# WHAT TO DO:
What follows are records. Restate all of them word for word.

# GIVEN ENTRIES:
--------------------------------
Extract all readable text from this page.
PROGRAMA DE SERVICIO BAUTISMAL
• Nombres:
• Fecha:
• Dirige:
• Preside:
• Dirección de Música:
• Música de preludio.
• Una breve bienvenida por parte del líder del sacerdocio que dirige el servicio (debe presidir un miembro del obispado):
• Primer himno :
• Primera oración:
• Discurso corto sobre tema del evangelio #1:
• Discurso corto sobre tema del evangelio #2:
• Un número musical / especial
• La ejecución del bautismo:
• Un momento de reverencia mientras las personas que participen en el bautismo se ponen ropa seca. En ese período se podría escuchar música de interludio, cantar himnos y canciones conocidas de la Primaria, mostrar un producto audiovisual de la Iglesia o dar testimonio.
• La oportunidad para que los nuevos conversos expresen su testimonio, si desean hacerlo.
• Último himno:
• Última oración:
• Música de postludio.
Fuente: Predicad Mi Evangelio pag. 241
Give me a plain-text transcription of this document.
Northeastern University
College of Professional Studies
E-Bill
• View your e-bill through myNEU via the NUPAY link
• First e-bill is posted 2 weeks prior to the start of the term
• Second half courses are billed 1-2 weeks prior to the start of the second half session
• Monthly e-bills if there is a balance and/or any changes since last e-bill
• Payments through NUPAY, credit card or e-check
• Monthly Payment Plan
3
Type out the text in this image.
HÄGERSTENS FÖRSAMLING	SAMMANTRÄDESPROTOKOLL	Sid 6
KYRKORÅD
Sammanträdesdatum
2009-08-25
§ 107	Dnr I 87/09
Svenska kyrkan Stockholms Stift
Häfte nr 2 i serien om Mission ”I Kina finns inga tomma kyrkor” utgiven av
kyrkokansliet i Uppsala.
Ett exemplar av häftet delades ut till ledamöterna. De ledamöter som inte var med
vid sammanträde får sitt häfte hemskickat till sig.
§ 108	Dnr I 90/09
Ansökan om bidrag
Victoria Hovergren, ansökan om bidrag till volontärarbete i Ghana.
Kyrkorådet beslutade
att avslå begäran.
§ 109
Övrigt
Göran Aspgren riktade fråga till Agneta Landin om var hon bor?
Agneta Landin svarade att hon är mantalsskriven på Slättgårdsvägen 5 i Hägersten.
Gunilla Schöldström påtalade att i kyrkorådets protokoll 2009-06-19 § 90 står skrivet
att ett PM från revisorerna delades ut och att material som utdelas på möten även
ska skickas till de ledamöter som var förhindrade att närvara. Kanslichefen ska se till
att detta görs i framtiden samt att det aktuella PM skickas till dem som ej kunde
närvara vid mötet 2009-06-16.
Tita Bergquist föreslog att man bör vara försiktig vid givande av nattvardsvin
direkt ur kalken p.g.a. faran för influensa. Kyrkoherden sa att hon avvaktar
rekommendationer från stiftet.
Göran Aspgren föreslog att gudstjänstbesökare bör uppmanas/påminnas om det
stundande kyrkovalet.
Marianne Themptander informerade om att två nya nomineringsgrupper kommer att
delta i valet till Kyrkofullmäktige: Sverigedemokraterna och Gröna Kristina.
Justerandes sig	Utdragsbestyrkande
--------------------------------
# ANSWER FOR THE TASK:
Extract all readable text from this page.
PROGRAMA DE SERVICIO BAUTISMAL
• Nombres:
• Fecha:
• Dirige:
• Preside:
• Dirección de Música:
• Música de preludio.
• Una breve bienvenida por parte del líder del sacerdocio que dirige el servicio (debe presidir un miembro del obispado):
• Primer himno :
• Primera oración:
• Discurso corto sobre tema del evangelio #1:
• Discurso corto sobre tema del evangelio #2:
• Un número musical / especial
• La ejecución del bautismo:
• Un momento de reverencia mientras las personas que participen en el bautismo se ponen ropa seca. En ese período se podría escuchar música de interludio, cantar himnos y canciones conocidas de la Primaria, mostrar un producto audiovisual de la Iglesia o dar testimonio.
• La oportunidad para que los nuevos conversos expresen su testimonio, si desean hacerlo.
• Último himno:
• Última oración:
• Música de postludio.
Fuente: Predicad Mi Evangelio pag. 241
Give me a plain-text transcription of this document.
Northeastern University
College of Professional Studies
E-Bill
• View your e-bill through myNEU via the NUPAY link
• First e-bill is posted 2 weeks prior to the start of the term
• Second half courses are billed 1-2 weeks prior to the start of the second half session
• Monthly e-bills if there is a balance and/or any changes since last e-bill
• Payments through NUPAY, credit card or e-check
• Monthly Payment Plan
3
Type out the text in this image.
HÄGERSTENS FÖRSAMLING	SAMMANTRÄDESPROTOKOLL	Sid 6
KYRKORÅD
Sammanträdesdatum
2009-08-25
§ 107	Dnr I 87/09
Svenska kyrkan Stockholms Stift
Häfte nr 2 i serien om Mission ”I Kina finns inga tomma kyrkor” utgiven av
kyrkokansliet i Uppsala.
Ett exemplar av häftet delades ut till ledamöterna. De ledamöter som inte var med
vid sammanträde får sitt häfte hemskickat till sig.
§ 108	Dnr I 90/09
Ansökan om bidrag
Victoria Hovergren, ansökan om bidrag till volontärarbete i Ghana.
Kyrkorådet beslutade
att avslå begäran.
§ 109
Övrigt
Göran Aspgren riktade fråga till Agneta Landin om var hon bor?
Agneta Landin svarade att hon är mantalsskriven på Slättgårdsvägen 5 i Hägersten.
Gunilla Schöldström påtalade att i kyrkorådets protokoll 2009-06-19 § 90 står skrivet
att ett PM från revisorerna delades ut och att material som utdelas på möten även
ska skickas till de ledamöter som var förhindrade att närvara. Kanslichefen ska se till
att detta görs i framtiden samt att det aktuella PM skickas till dem som ej kunde
närvara vid mötet 2009-06-16.
Tita Bergquist föreslog att man bör vara försiktig vid givande av nattvardsvin
direkt ur kalken p.g.a. faran för influensa. Kyrkoherden sa att hon avvaktar
rekommendationer från stiftet.
Göran Aspgren föreslog att gudstjänstbesökare bör uppmanas/påminnas om det
stundande kyrkovalet.
Marianne Themptander informerade om att två nya nomineringsgrupper kommer att
delta i valet till Kyrkofullmäktige: Sverigedemokraterna och Gröna Kristina.
Justerandes sig	Utdragsbestyrkande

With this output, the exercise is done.